◆ **Instructions to follow**: Answer with a single number, the count of lines holding the word "خريستيان".

+++++

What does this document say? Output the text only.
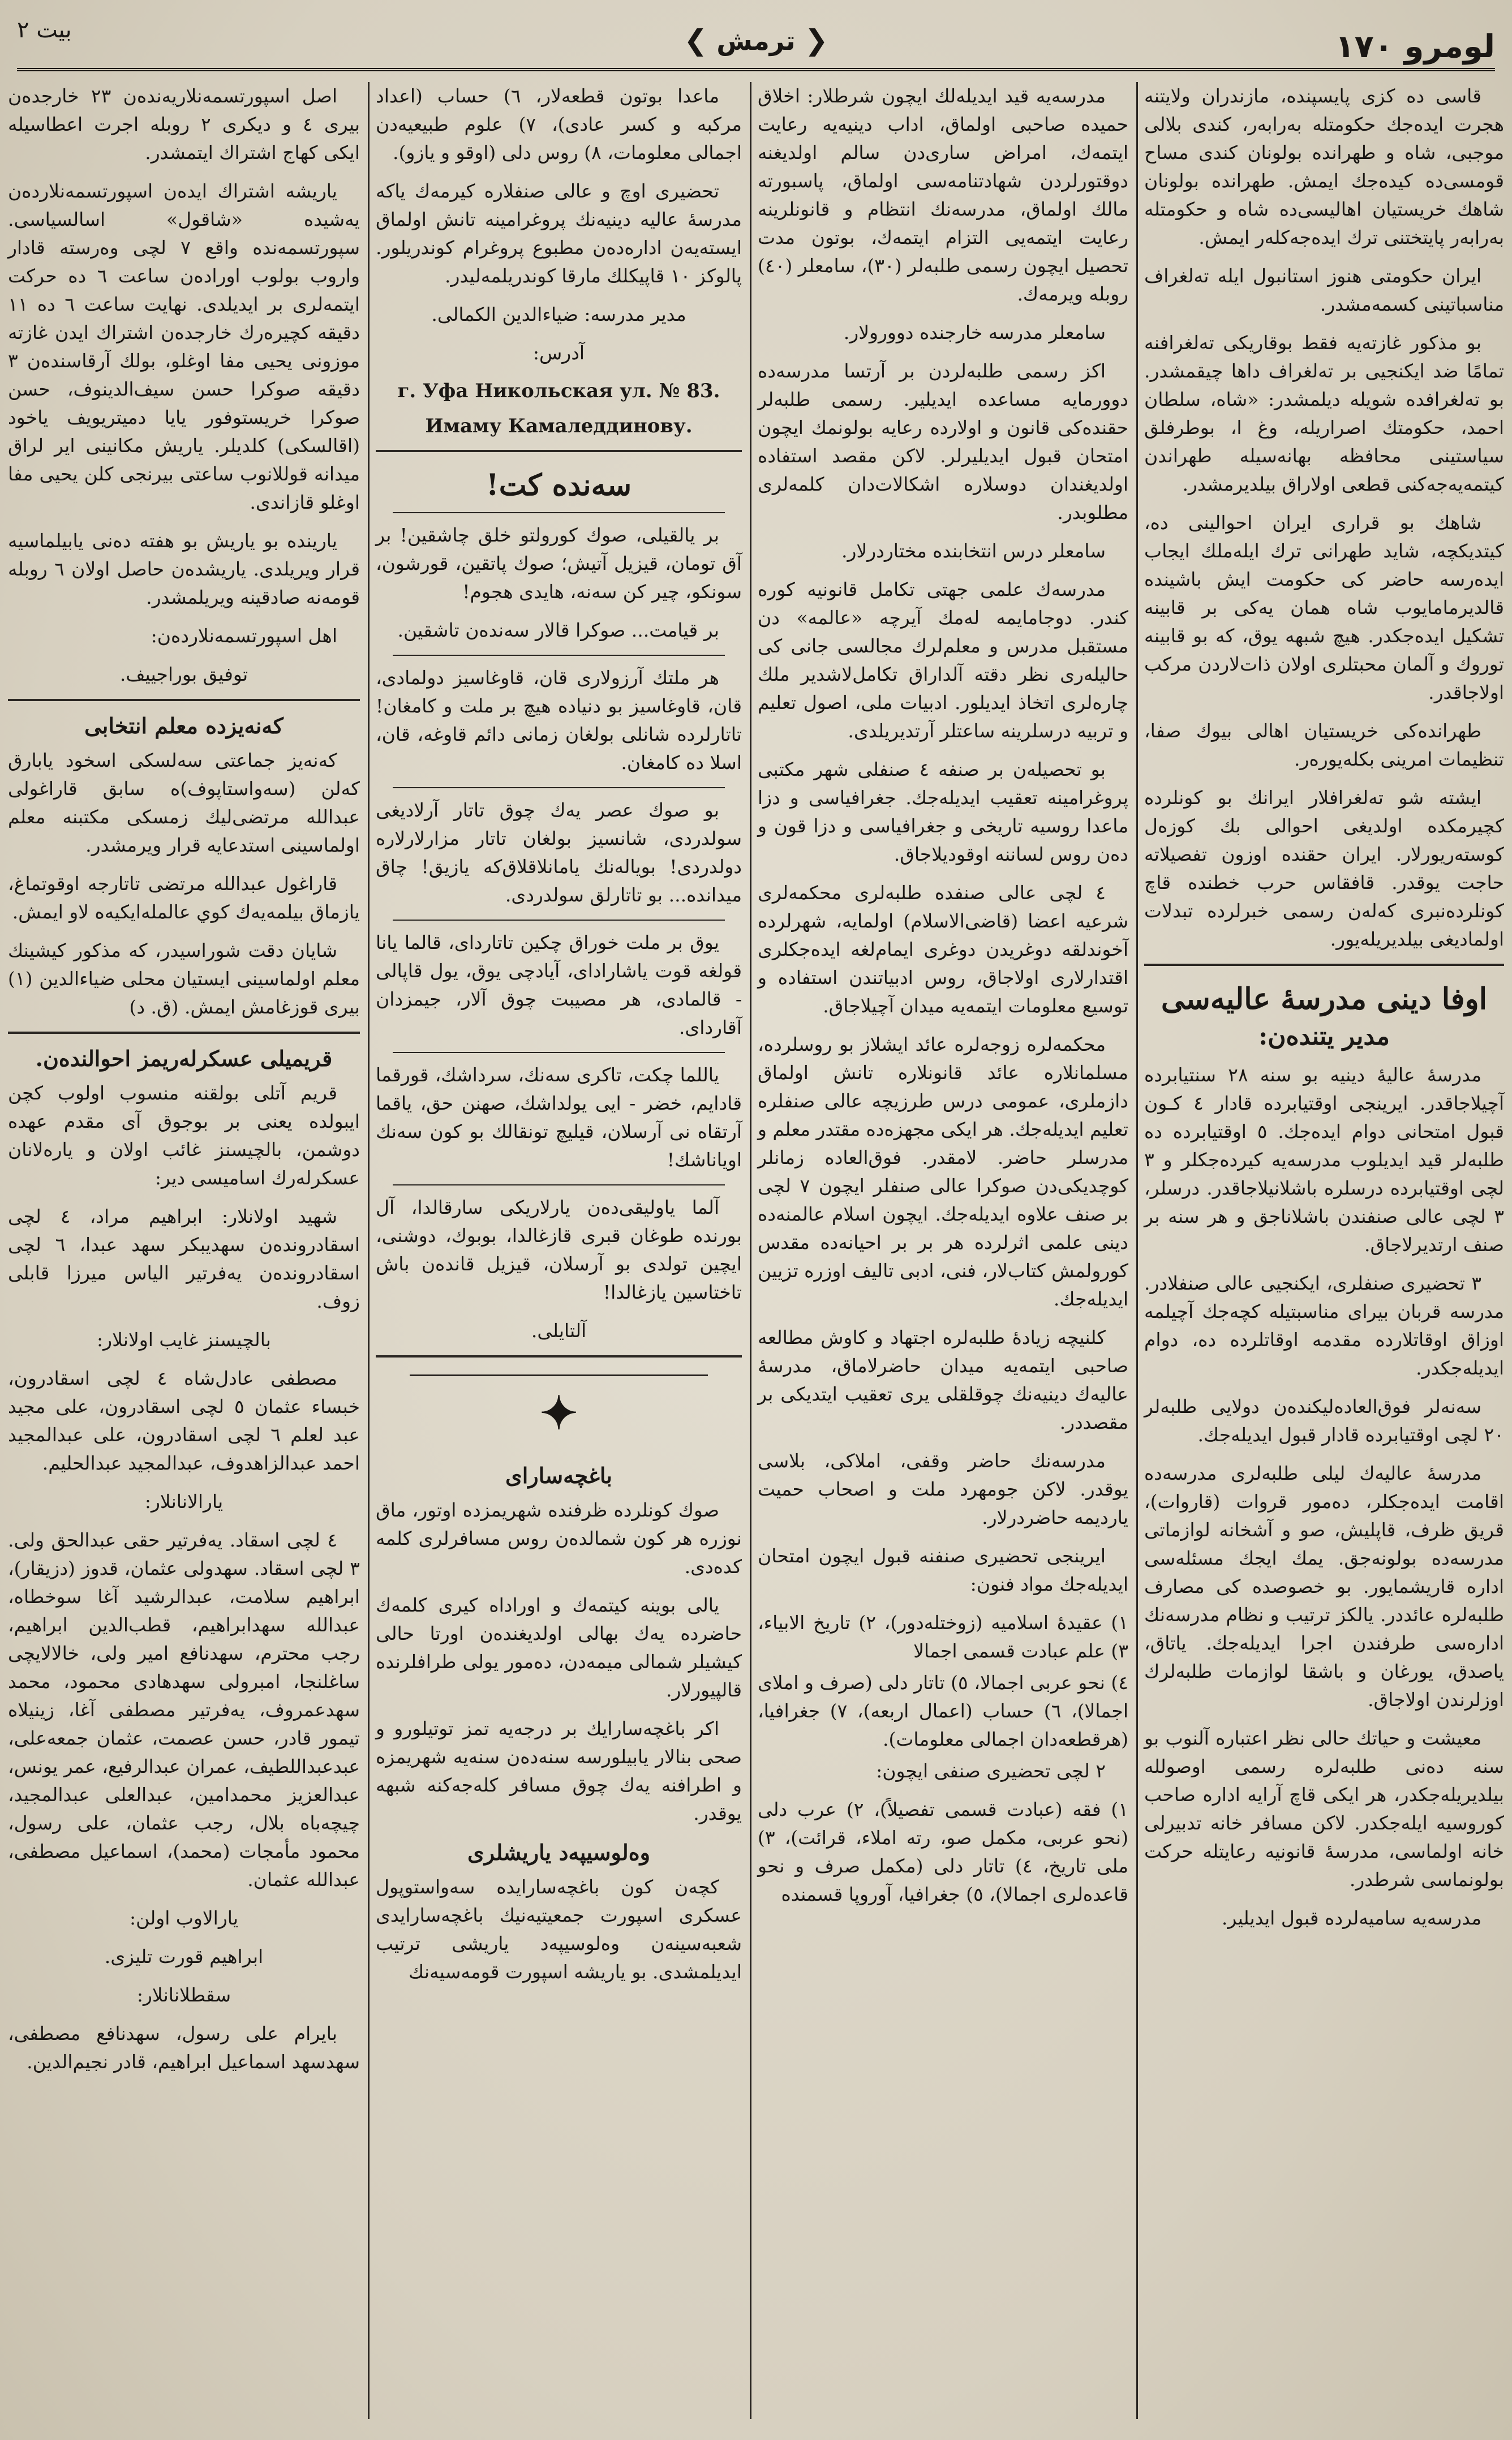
بيت ٢	❮ترمش❯	لومرو ١٧٠

قاسى ده كزى پايسپنده، مازندران ولايتنه هجرت ايده‌جك حكومتله بەرابەر، كندى بلالى موجبى، شاه و طهرانده بولونان كندى مساح قومسى‌ده كيده‌جك ايمش. طهرانده بولونان شاهك خريستيان اهاليسى‌ده شاه و حكومتله بەرابەر پايتختنى ترك ايده‌جەكلەر ايمش.

ايران حكومتى هنوز استانبول ايله تەلغراف مناسباتينى كسمەمشدر.

بو مذكور غازته‌يه فقط بوقاريكى تەلغرافنه تمامًا ضد ايكنجيى بر تەلغراف داها چيقمشدر. بو تەلغرافده شويله ديلمشدر: «شاه، سلطان احمد، حكومتك اصراريله، وغ ا، بوطرفلق سياستينى محافظه بهانه‌سيله طهراندن كيتمه‌يه‌جه‌كنى قطعى اولاراق بيلديرمشدر.

شاهك بو قرارى ايران احوالينى ده، كيتديكچه، شايد طهرانى ترك ايلەملك ايجاب ايدەرسه حاضر كى حكومت ايش باشينده قالديرمامايوب شاه همان يه‌كى بر قابينه تشكيل ايده‌جكدر. هيچ شبهه يوق، كه بو قابينه توروك و آلمان محبتلرى اولان ذات‌لاردن مركب اولاجاقدر.

طهرانده‌كى خريستيان اهالى بيوك صفا، تنظيمات امرينى بكله‌يورەر.

ايشته شو تەلغرافلار ايرانك بو كونلرده كچيرمكده اولديغى احوالى بك كوزەل كوستەريورلار. ايران حقنده اوزون تفصيلاته حاجت يوقدر. قافقاس حرب خطنده قاچ كونلردەنبرى كەلەن رسمى خبرلردە تبدلات اولماديغى بيلديريلەيور.

اوفا دينى مدرسهٔ عاليه‌سى
مدير يتنده‌ن:

مدرسهٔ عاليهٔ دينيه بو سنه ٢٨ سنتيابرده آچيلاجاقدر. ايرينجى اوقتيابرده قادار ٤ كـون قبول امتحانى دوام ايده‌جك. ٥ اوقتيابرده ده طلبه‌لر قيد ايديلوب مدرسه‌يه كيرده‌جكلر و ٣ لچى اوقتيابرده درسلره باشلانيلاجاقدر. درسلر، ٣ لچى عالى صنفندن باشلاناجق و هر سنه بر صنف ارتديرلاجاق.

٣ تحضيرى صنفلرى، ايكنجيى عالى صنفلادر. مدرسه قربان بيراى مناسبتيله كچه‌جك آچيلمه اوزاق اوقاتلارده مقدمه اوقاتلرده ده، دوام ايديله‌جكدر.

سه‌نه‌لر فوق‌العاده‌ليكنده‌ن دولايى طلبه‌لر ٢٠ لچى اوقتيابرده قادار قبول ايديله‌جك.

مدرسهٔ عاليه‌ك ليلى طلبه‌لرى مدرسه‌ده اقامت ايده‌جكلر، دەمور قروات (قاروات)، قريق ظرف، قاپليش، صو و آشخانه لوازماتى مدرسه‌ده بولونه‌جق. يمك ايجك مسئله‌سى اداره قاريشمايور. بو خصوصده كى مصارف طلبه‌لره عائددر. يالكز ترتيب و نظام مدرسه‌نك اداره‌سى طرفندن اجرا ايديله‌جك. ياتاق، ياصدق، يورغان و باشقا لوازمات طلبه‌لرك اوزلرندن اولاجاق.

معيشت و حياتك حالى نظر اعتباره آلنوب بو سنه ده‌نى طلبه‌لره رسمى اوصولله بيلديريله‌جكدر، هر ايكى قاچ آرايه اداره صاحب كوروسيه ايله‌جكدر. لاكن مسافر خانه تدبيرلى خانه اولماسى، مدرسهٔ قانونيه رعايتله حركت بولونماسى شرطدر.

مدرسه‌يه ساميه‌لرده قبول ايديلير.

مدرسه‌يه قيد ايديله‌لك ايچون شرطلار: اخلاق حميده صاحبى اولماق، اداب دينيه‌يه رعايت ايتمەك، امراض سارى‌دن سالم اولديغنه دوقتورلردن شهادتنامه‌سى اولماق، پاسبورته مالك اولماق، مدرسه‌نك انتظام و قانونلرينه رعايت ايتمه‌يى التزام ايتمه‌ك، بوتون مدت تحصيل ايچون رسمى طلبه‌لر (٣٠)، سامعلر (٤٠) روبله ويرمه‌ك.

سامعلر مدرسه خارجنده دوورولار.

اكز رسمى طلبه‌لردن بر آرتسا مدرسه‌ده دوورمايه مساعده ايديلير. رسمى طلبه‌لر حقنده‌كى قانون و اولارده رعايه بولونمك ايچون امتحان قبول ايديليرلر. لاكن مقصد استفاده اولديغندان دوسلاره اشكالات‌دان كلمه‌لرى مطلوبدر.

سامعلر درس انتخابنده مختاردرلار.

مدرسه‌ك علمى جهتى تكامل قانونيه كوره كندر. دوجامايمه له‌مك آيرچه «عالمه» دن مستقبل مدرس و معلم‌لرك مجالسى جانى كى حاليله‌رى نظر دقته آلداراق تكامل‌لاشدير ملك چاره‌لرى اتخاذ ايديلور. ادبيات ملى، اصول تعليم و تربيه درسلرينه ساعتلر آرتديريلدى.

بو تحصيله‌ن بر صنفه ٤ صنفلى شهر مكتبى پروغرامينه تعقيب ايديله‌جك. جغرافياسى و دزا ماعدا روسيه تاريخى و جغرافياسى و دزا قون و ده‌ن روس لساننه اوقوديلاجاق.

٤ لچى عالى صنفده طلبه‌لرى محكمه‌لرى شرعيه اعضا (قاضى‌الاسلام) اولمايه، شهرلرده آخوندلقه دوغريدن دوغرى ايمام‌لغه ايده‌جكلرى اقتدارلارى اولاجاق، روس ادبياتندن استفاده و توسيع معلومات ايتمه‌يه ميدان آچيلاجاق.

محكمه‌لره زوجه‌لره عائد ايشلاز بو روسلرده، مسلمانلاره عائد قانونلاره تانش اولماق دازملرى، عمومى درس طرزيچه عالى صنفلره تعليم ايديله‌جك. هر ايكى مجهزه‌ده مقتدر معلم و مدرسلر حاضر. لامقدر. فوق‌العاده زمانلر كوچديكى‌دن صوكرا عالى صنفلر ايچون ۷ لچى بر صنف علاوه ايديله‌جك. ايچون اسلام عالمنه‌ده دينى علمى اثرلرده هر بر بر احيانه‌ده مقدس كورولمش كتاب‌لار، فنى، ادبى تاليف اوزره تزيين ايديله‌جك.

كلنيچه زيادهٔ طلبه‌لره اجتهاد و كاوش مطالعه صاحبى ايتمه‌يه ميدان حاضرلاماق، مدرسهٔ عاليه‌ك دينيه‌نك چوقلقلى يرى تعقيب ايتديكى بر مقصددر.

مدرسه‌نك حاضر وقفى، املاكى، بلاسى يوقدر. لاكن جومهرد ملت و اصحاب حميت يارديمه حاضردرلار.

ايرينجى تحضيرى صنفنه قبول ايچون امتحان ايديله‌جك مواد فنون:

١) عقيدهٔ اسلاميه (زوختله‌دور)، ٢) تاريخ الابياء، ٣) علم عبادت قسمى اجمالا
٤) نحو عربى اجمالا، ٥) تاتار دلى (صرف و املاى اجمالا)، ٦) حساب (اعمال اربعه)، ٧) جغرافيا، (هرقطعه‌دان اجمالى معلومات).

٢ لچى تحضيرى صنفى ايچون:

١) فقه (عبادت قسمى تفصيلاً)، ٢) عرب دلى (نحو عربى، مكمل صو، رته املاء، قرائت)، ٣) ملى تاريخ، ٤) تاتار دلى (مكمل صرف و نحو قاعده‌لرى اجمالا)، ٥) جغرافيا، آوروپا قسمنده

ماعدا بوتون قطعه‌لار، ٦) حساب (اعداد مركبه و كسر عادى)، ٧) علوم طبيعيه‌دن اجمالى معلومات، ٨) روس دلى (اوقو و يازو).

تحضيرى اوچ و عالى صنفلاره كيرمه‌ك ياكه مدرسهٔ عاليه دينيه‌نك پروغرامينه تانش اولماق ايسته‌يه‌ن اداره‌ده‌ن مطبوع پروغرام كوندريلور. پالوكز ١٠ قاپيكلك مارقا كوندريلمه‌ليدر.

مدير مدرسه: ضياءالدين الكمالى.

آدرس:

г. Уфа Никольская ул. № 83.
Имаму Камаледдинову.
سه‌نده كت!

بر يالقيلى، صوك كورولتو خلق چاشقين! بر آق تومان، قيزيل آتيش؛ صوك پاتقين، قورشون، سونكو، چير كن سه‌نه، هايدى هجوم!

بر قيامت... صوكرا قالار سه‌نده‌ن تاشقين.

هر ملتك آرزولارى قان، قاوغاسيز دولمادى، قان، قاوغاسيز بو دنياده هيچ بر ملت و كامغان! تاتارلرده شانلى بولغان زمانى دائم قاوغه، قان، اسلا ده كامغان.

بو صوك عصر يه‌ك چوق تاتار آرلاديغى سولدردى، شانسيز بولغان تاتار مزارلارلاره دولدردى! بوياله‌نك يامانلاقلاق‌كه يازيق! چاق ميدانده... بو تاتارلق سولدردى.

يوق بر ملت خوراق چكين تاتارداى، قالما يانا قولغه قوت ياشاراداى، آيادچى يوق، يول قاپالى - قالمادى، هر مصيبت چوق آلار، جيمزدان آقارداى.

ياللما چكت، تاكرى سه‌نك، سرداشك، قورقما قادايم، خضر - ايى يولداشك، صهنن حق، ياقما آرتقاه نى آرسلان، قيليچ تونقالك بو كون سه‌نك اوياناشك!

آلما ياوليقى‌ده‌ن يارلاريكى سارقالدا، آل بورنده طوغان قبرى قازغالدا، بوبوك، دوشنى، ايچين تولدى بو آرسلان، قيزيل قانده‌ن باش تاختاسين يازغالدا!

آلتايلى.

✦
باغچه‌ساراى

صوك كونلرده ظرفنده شهريمزده اوتور، ماق نوزره هر كون شمالده‌ن روس مسافرلرى كلمه كده‌دى.

يالى بوينه كيتمه‌ك و اوراداه كيرى كلمه‌ك حاضرده يه‌ك بهالى اولديغنده‌ن اورتا حالى كيشيلر شمالى ميمه‌دن، ده‌مور يولى طرافلرنده ‌قالپيورلار.

اكر باغچه‌سارايك بر درجه‌يه تمز توتيلورو و صحى بنالار يابيلورسه سنه‌ده‌ن سنه‌يه شهريمزه و اطرافنه يه‌ك چوق مسافر كله‌جه‌كنه شبهه يوقدر.

وه‌لوسيپه‌د ياريشلرى

كچه‌ن كون باغچه‌سارايده سه‌واستوپول عسكرى اسپورت جمعيتيه‌نيك باغچه‌سارايدى شعبه‌سينه‌ن وه‌لوسيپه‌د ياريشى ترتيب ايديلمشدى. بو ياريشه اسپورت قومه‌سيه‌نك

اصل اسپورتسمه‌نلاريه‌نده‌ن ٢٣ خارجده‌ن بيرى ٤ و ديكرى ٢ روبله اجرت اعطاسيله ايكى كهاج اشتراك ايتمشدر.

ياريشه اشتراك ايده‌ن اسپورتسمه‌نلارده‌ن يه‌شيده «شاقول» اسالسياسى. سپورتسمه‌نده واقع ٧ لچى وه‌رسته قادار واروب بولوب اوراده‌ن ساعت ٦ ده حركت ايتمه‌لرى بر ايديلدى. نهايت ساعت ٦ ده ١١ دقيقه كچيره‌رك خارجده‌ن اشتراك ايدن غازته موزونى يحيى مفا اوغلو، بولك آرقاسنده‌ن ٣ دقيقه صوكرا حسن سيف‌الدينوف، حسن صوكرا خريستوفور يايا دميتريويف ياخود (اقالسكى) كلديلر. ياريش مكانينى اير لراق ميدانه قوللانوب ساعتى بيرنجى كلن يحيى مفا اوغلو قازاندى.

يارينده بو ياريش بو هفته ده‌نى يابيلماسيه قرار ويريلدى. ياريشده‌ن حاصل اولان ٦ روبله قومه‌نه صادقينه ويريلمشدر.

اهل اسپورتسمه‌نلارده‌ن:

توفيق بوراجييف.

كه‌نه‌يزده معلم انتخابى

كه‌نه‌يز جماعتى سه‌لسكى اسخود يابارق كه‌لن (سه‌واستاپوف)‌ه سابق قاراغولى عبدالله مرتضى‌ليك زمسكى مكتبنه معلم اولماسينى استدعايه قرار ويرمشدر.

قاراغول عبدالله مرتضى تاتارجه اوقوتماغ، يازماق بيلمه‌يه‌ك كوي عالمله‌ايكيه‌ه لاو ايمش.

شايان دقت شوراسيدر، كه مذكور كيشينك معلم اولماسينى ايستيان محلى ضياءالدين (١) بيرى قوزغامش ايمش. (ق. د)

قريميلى عسكرله‌ريمز احوالنده‌ن.

قريم آتلى بولقنه منسوب اولوب كچن ايبولده يعنى بر بوجوق آى مقدم عهده دوشمن، بالچيسنز غائب اولان و ياره‌لانان عسكرله‌رك اساميسى دير:

شهيد اولانلار: ابراهيم مراد، ٤ لچى اسقادرونده‌ن سهديبكر سهد عبدا، ٦ لچى اسقادرونده‌ن يه‌فرتير الياس ميرزا قابلى زوف.

بالچيسنز غايب اولانلار:

مصطفى عادل‌شاه ٤ لچى اسقادرون، خبساء عثمان ٥ لچى اسقادرون، على مجيد عبد لعلم ٦ لچى اسقادرون، على عبدالمجيد احمد عبدالزاهدوف، عبدالمجيد عبدالحليم.

يارالانانلار:

٤ لچى اسقاد. يه‌فرتير حقى عبدالحق ولى. ٣ لچى اسقاد. سهدولى عثمان، قدوز (دزيقار)، ابراهيم سلامت، عبدالرشيد آغا سوخطاه، عبدالله سهدابراهيم، قطب‌الدين ابراهيم، رجب محترم، سهدنافع امير ولى، خالالا‌يچى ساغلنجا، امبرولى سهدهادى محمود، محمد سهدعمروف، يه‌فرتير مصطفى آغا، زينيلاه تيمور قادر، حسن عصمت، عثمان جمعه‌على، عبدعبداللطيف، عمران عبدالرفيع، عمر يونس، عبدالعزيز محمدامين، عبدالعلى عبدالمجيد، چيچه‌باه بلال، رجب عثمان، على رسول، محمود مأمجات (محمد)، اسماعيل مصطفى، عبدالله عثمان.

يارالاوب اولن:

ابراهيم قورت تليزى.

سقطلانانلار:

بايرام على رسول، سهدنافع مصطفى، سهدسهد اسماعيل ابراهيم، قادر نجيم‌الدين.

+++++

◆ **Solution to this problem**: 2